[Extracted data entries]
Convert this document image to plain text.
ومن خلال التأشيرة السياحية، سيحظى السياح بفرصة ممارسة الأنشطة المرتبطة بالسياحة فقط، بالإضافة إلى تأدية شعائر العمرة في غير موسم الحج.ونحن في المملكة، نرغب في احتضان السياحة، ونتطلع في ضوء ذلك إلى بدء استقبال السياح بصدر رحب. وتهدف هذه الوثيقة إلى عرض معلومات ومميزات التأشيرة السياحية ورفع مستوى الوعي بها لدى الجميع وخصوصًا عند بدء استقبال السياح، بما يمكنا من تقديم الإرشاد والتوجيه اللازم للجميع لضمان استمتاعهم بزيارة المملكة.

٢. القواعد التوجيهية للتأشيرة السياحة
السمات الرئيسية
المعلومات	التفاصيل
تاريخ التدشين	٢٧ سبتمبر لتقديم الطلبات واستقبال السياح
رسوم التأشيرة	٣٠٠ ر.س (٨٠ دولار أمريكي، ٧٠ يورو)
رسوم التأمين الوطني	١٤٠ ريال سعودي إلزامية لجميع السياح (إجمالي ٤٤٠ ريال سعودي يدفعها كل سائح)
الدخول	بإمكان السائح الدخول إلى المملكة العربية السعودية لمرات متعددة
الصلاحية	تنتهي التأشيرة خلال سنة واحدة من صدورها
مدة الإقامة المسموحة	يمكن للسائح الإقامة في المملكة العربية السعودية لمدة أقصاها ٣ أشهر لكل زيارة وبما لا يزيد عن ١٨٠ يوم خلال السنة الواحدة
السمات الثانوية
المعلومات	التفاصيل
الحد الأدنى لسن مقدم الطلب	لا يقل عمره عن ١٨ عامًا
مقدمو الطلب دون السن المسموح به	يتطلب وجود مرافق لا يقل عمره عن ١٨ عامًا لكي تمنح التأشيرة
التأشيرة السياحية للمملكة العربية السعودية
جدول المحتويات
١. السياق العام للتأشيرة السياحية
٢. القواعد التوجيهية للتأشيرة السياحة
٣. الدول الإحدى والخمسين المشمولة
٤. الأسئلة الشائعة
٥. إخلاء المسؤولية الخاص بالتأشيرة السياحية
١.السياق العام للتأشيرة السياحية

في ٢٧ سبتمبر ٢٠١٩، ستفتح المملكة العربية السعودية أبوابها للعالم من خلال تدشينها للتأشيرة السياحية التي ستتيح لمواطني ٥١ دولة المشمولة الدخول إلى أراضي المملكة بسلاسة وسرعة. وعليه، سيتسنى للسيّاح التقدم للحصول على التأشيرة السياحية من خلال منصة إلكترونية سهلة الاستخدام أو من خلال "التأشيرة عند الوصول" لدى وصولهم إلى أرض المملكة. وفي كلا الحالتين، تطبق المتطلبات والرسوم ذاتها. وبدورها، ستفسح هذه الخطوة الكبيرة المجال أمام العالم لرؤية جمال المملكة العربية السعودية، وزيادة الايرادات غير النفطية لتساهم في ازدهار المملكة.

_PROBLEM DESCRIPTION_.
Please copy out each record, character for character.

_EXPECTED OUTPUT_.
Convert this document image to plain text.
ومن خلال التأشيرة السياحية، سيحظى السياح بفرصة ممارسة الأنشطة المرتبطة بالسياحة فقط، بالإضافة إلى تأدية شعائر العمرة في غير موسم الحج.ونحن في المملكة، نرغب في احتضان السياحة، ونتطلع في ضوء ذلك إلى بدء استقبال السياح بصدر رحب. وتهدف هذه الوثيقة إلى عرض معلومات ومميزات التأشيرة السياحية ورفع مستوى الوعي بها لدى الجميع وخصوصًا عند بدء استقبال السياح، بما يمكنا من تقديم الإرشاد والتوجيه اللازم للجميع لضمان استمتاعهم بزيارة المملكة.

٢. القواعد التوجيهية للتأشيرة السياحة
السمات الرئيسية
المعلومات	التفاصيل
تاريخ التدشين	٢٧ سبتمبر لتقديم الطلبات واستقبال السياح
رسوم التأشيرة	٣٠٠ ر.س (٨٠ دولار أمريكي، ٧٠ يورو)
رسوم التأمين الوطني	١٤٠ ريال سعودي إلزامية لجميع السياح (إجمالي ٤٤٠ ريال سعودي يدفعها كل سائح)
الدخول	بإمكان السائح الدخول إلى المملكة العربية السعودية لمرات متعددة
الصلاحية	تنتهي التأشيرة خلال سنة واحدة من صدورها
مدة الإقامة المسموحة	يمكن للسائح الإقامة في المملكة العربية السعودية لمدة أقصاها ٣ أشهر لكل زيارة وبما لا يزيد عن ١٨٠ يوم خلال السنة الواحدة
السمات الثانوية
المعلومات	التفاصيل
الحد الأدنى لسن مقدم الطلب	لا يقل عمره عن ١٨ عامًا
مقدمو الطلب دون السن المسموح به	يتطلب وجود مرافق لا يقل عمره عن ١٨ عامًا لكي تمنح التأشيرة
التأشيرة السياحية للمملكة العربية السعودية
جدول المحتويات
١. السياق العام للتأشيرة السياحية
٢. القواعد التوجيهية للتأشيرة السياحة
٣. الدول الإحدى والخمسين المشمولة
٤. الأسئلة الشائعة
٥. إخلاء المسؤولية الخاص بالتأشيرة السياحية
١.السياق العام للتأشيرة السياحية

في ٢٧ سبتمبر ٢٠١٩، ستفتح المملكة العربية السعودية أبوابها للعالم من خلال تدشينها للتأشيرة السياحية التي ستتيح لمواطني ٥١ دولة المشمولة الدخول إلى أراضي المملكة بسلاسة وسرعة. وعليه، سيتسنى للسيّاح التقدم للحصول على التأشيرة السياحية من خلال منصة إلكترونية سهلة الاستخدام أو من خلال "التأشيرة عند الوصول" لدى وصولهم إلى أرض المملكة. وفي كلا الحالتين، تطبق المتطلبات والرسوم ذاتها. وبدورها، ستفسح هذه الخطوة الكبيرة المجال أمام العالم لرؤية جمال المملكة العربية السعودية، وزيادة الايرادات غير النفطية لتساهم في ازدهار المملكة.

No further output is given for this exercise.